The records below must be transcribed exactly. Do not include the pictures.

══ RECORDED INFORMATION ══

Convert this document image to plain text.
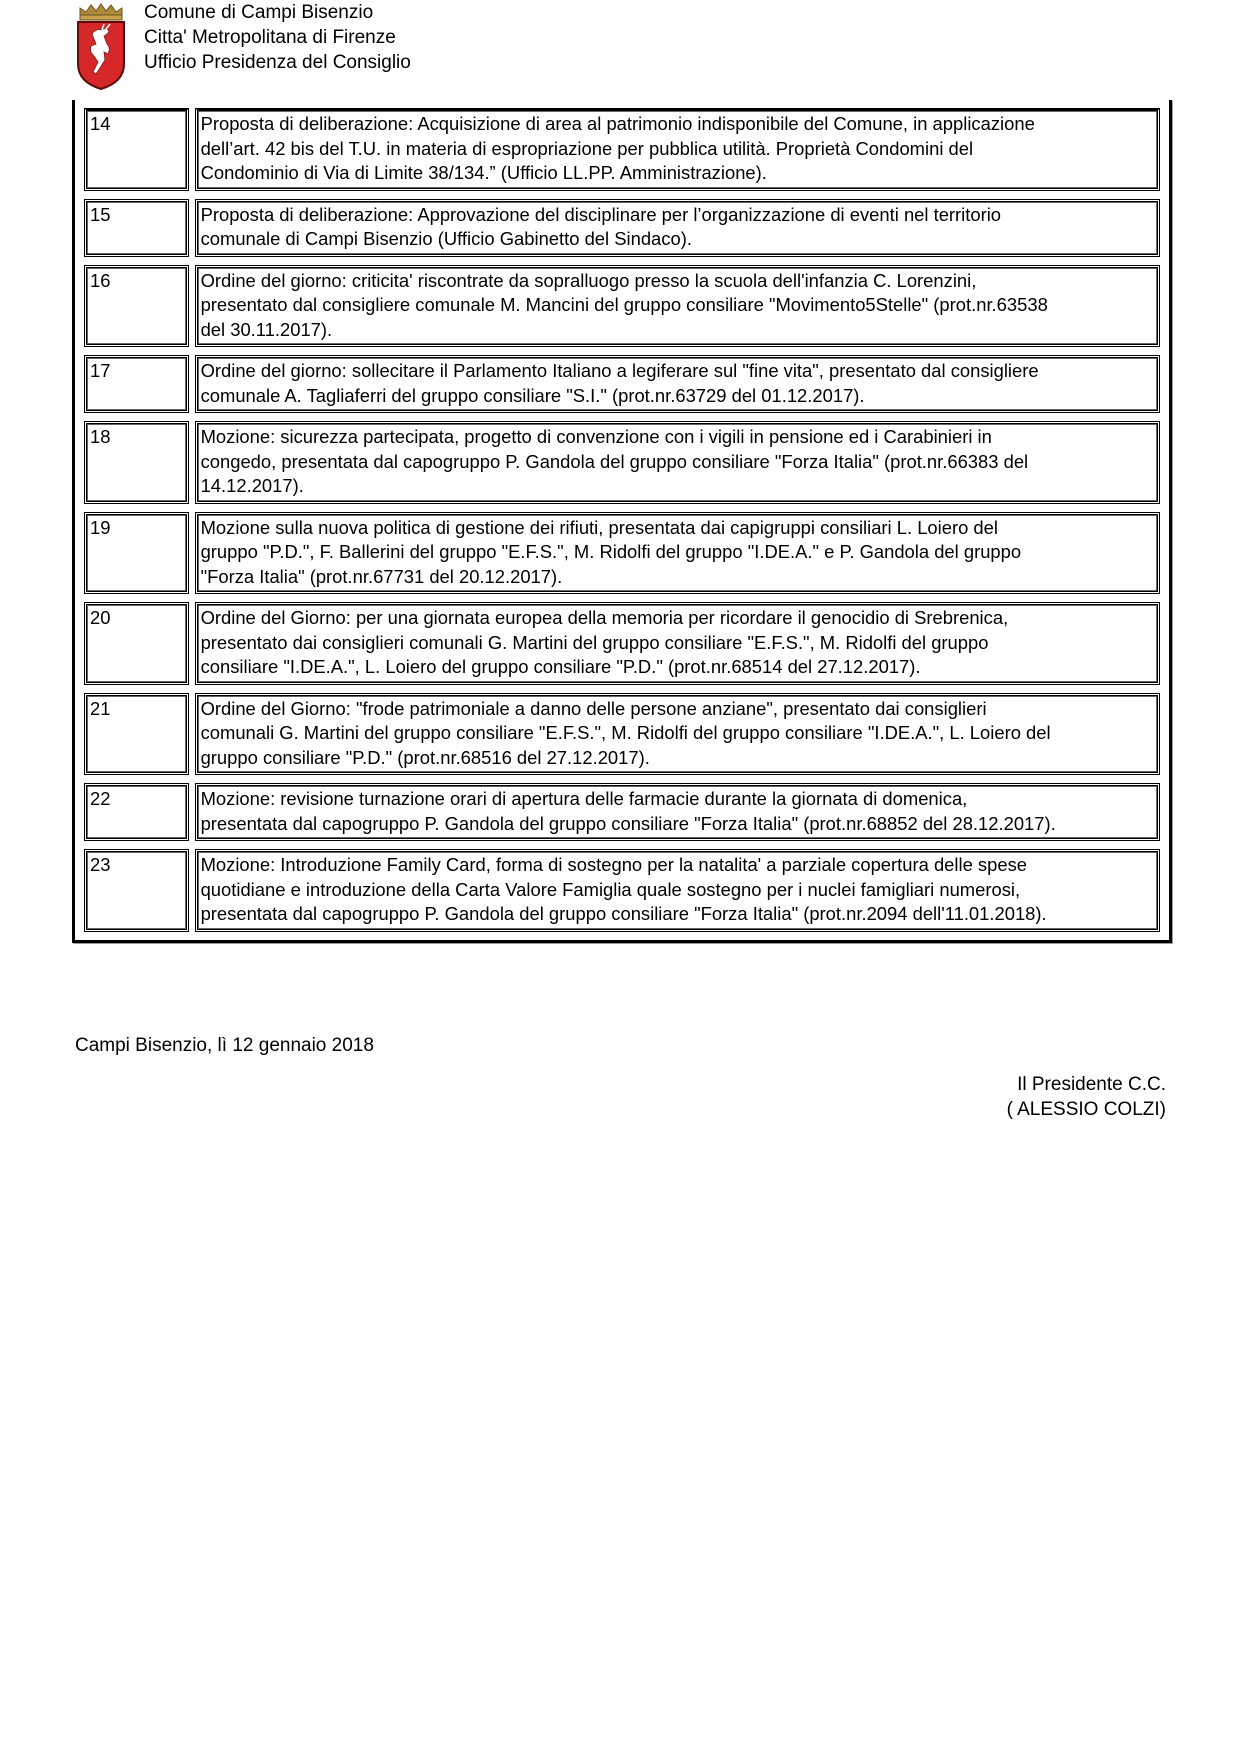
Comune di Campi Bisenzio
Citta' Metropolitana di Firenze
Ufficio Presidenza del Consiglio
14	Proposta di deliberazione: Acquisizione di area al patrimonio indisponibile del Comune, in applicazione
dell’art. 42 bis del T.U. in materia di espropriazione per pubblica utilità. Proprietà Condomini del
Condominio di Via di Limite 38/134.” (Ufficio LL.PP. Amministrazione).

15	Proposta di deliberazione: Approvazione del disciplinare per l’organizzazione di eventi nel territorio
comunale di Campi Bisenzio (Ufficio Gabinetto del Sindaco).

16	Ordine del giorno: criticita' riscontrate da sopralluogo presso la scuola dell'infanzia C. Lorenzini,
presentato dal consigliere comunale M. Mancini del gruppo consiliare "Movimento5Stelle" (prot.nr.63538
del 30.11.2017).

17	Ordine del giorno: sollecitare il Parlamento Italiano a legiferare sul "fine vita", presentato dal consigliere
comunale A. Tagliaferri del gruppo consiliare "S.I." (prot.nr.63729 del 01.12.2017).

18	Mozione: sicurezza partecipata, progetto di convenzione con i vigili in pensione ed i Carabinieri in
congedo, presentata dal capogruppo P. Gandola del gruppo consiliare "Forza Italia" (prot.nr.66383 del
14.12.2017).

19	Mozione sulla nuova politica di gestione dei rifiuti, presentata dai capigruppi consiliari L. Loiero del
gruppo "P.D.", F. Ballerini del gruppo "E.F.S.", M. Ridolfi del gruppo "I.DE.A." e P. Gandola del gruppo
"Forza Italia" (prot.nr.67731 del 20.12.2017).

20	Ordine del Giorno: per una giornata europea della memoria per ricordare il genocidio di Srebrenica,
presentato dai consiglieri comunali G. Martini del gruppo consiliare "E.F.S.", M. Ridolfi del gruppo
consiliare "I.DE.A.", L. Loiero del gruppo consiliare "P.D." (prot.nr.68514 del 27.12.2017).

21	Ordine del Giorno: "frode patrimoniale a danno delle persone anziane", presentato dai consiglieri
comunali G. Martini del gruppo consiliare "E.F.S.", M. Ridolfi del gruppo consiliare "I.DE.A.", L. Loiero del
gruppo consiliare "P.D." (prot.nr.68516 del 27.12.2017).

22	Mozione: revisione turnazione orari di apertura delle farmacie durante la giornata di domenica,
presentata dal capogruppo P. Gandola del gruppo consiliare "Forza Italia" (prot.nr.68852 del 28.12.2017).

23	Mozione: Introduzione Family Card, forma di sostegno per la natalita' a parziale copertura delle spese
quotidiane e introduzione della Carta Valore Famiglia quale sostegno per i nuclei famigliari numerosi,
presentata dal capogruppo P. Gandola del gruppo consiliare "Forza Italia" (prot.nr.2094 dell'11.01.2018).
Campi Bisenzio, lì 12 gennaio 2018
Il Presidente C.C.
( ALESSIO COLZI)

═══

OUTPUT OF THE TASK:
Convert this document image to plain text.
Comune di Campi Bisenzio
Citta' Metropolitana di Firenze
Ufficio Presidenza del Consiglio
14	Proposta di deliberazione: Acquisizione di area al patrimonio indisponibile del Comune, in applicazione
dell’art. 42 bis del T.U. in materia di espropriazione per pubblica utilità. Proprietà Condomini del
Condominio di Via di Limite 38/134.” (Ufficio LL.PP. Amministrazione).

15	Proposta di deliberazione: Approvazione del disciplinare per l’organizzazione di eventi nel territorio
comunale di Campi Bisenzio (Ufficio Gabinetto del Sindaco).

16	Ordine del giorno: criticita' riscontrate da sopralluogo presso la scuola dell'infanzia C. Lorenzini,
presentato dal consigliere comunale M. Mancini del gruppo consiliare "Movimento5Stelle" (prot.nr.63538
del 30.11.2017).

17	Ordine del giorno: sollecitare il Parlamento Italiano a legiferare sul "fine vita", presentato dal consigliere
comunale A. Tagliaferri del gruppo consiliare "S.I." (prot.nr.63729 del 01.12.2017).

18	Mozione: sicurezza partecipata, progetto di convenzione con i vigili in pensione ed i Carabinieri in
congedo, presentata dal capogruppo P. Gandola del gruppo consiliare "Forza Italia" (prot.nr.66383 del
14.12.2017).

19	Mozione sulla nuova politica di gestione dei rifiuti, presentata dai capigruppi consiliari L. Loiero del
gruppo "P.D.", F. Ballerini del gruppo "E.F.S.", M. Ridolfi del gruppo "I.DE.A." e P. Gandola del gruppo
"Forza Italia" (prot.nr.67731 del 20.12.2017).

20	Ordine del Giorno: per una giornata europea della memoria per ricordare il genocidio di Srebrenica,
presentato dai consiglieri comunali G. Martini del gruppo consiliare "E.F.S.", M. Ridolfi del gruppo
consiliare "I.DE.A.", L. Loiero del gruppo consiliare "P.D." (prot.nr.68514 del 27.12.2017).

21	Ordine del Giorno: "frode patrimoniale a danno delle persone anziane", presentato dai consiglieri
comunali G. Martini del gruppo consiliare "E.F.S.", M. Ridolfi del gruppo consiliare "I.DE.A.", L. Loiero del
gruppo consiliare "P.D." (prot.nr.68516 del 27.12.2017).

22	Mozione: revisione turnazione orari di apertura delle farmacie durante la giornata di domenica,
presentata dal capogruppo P. Gandola del gruppo consiliare "Forza Italia" (prot.nr.68852 del 28.12.2017).

23	Mozione: Introduzione Family Card, forma di sostegno per la natalita' a parziale copertura delle spese
quotidiane e introduzione della Carta Valore Famiglia quale sostegno per i nuclei famigliari numerosi,
presentata dal capogruppo P. Gandola del gruppo consiliare "Forza Italia" (prot.nr.2094 dell'11.01.2018).
Campi Bisenzio, lì 12 gennaio 2018
Il Presidente C.C.
( ALESSIO COLZI)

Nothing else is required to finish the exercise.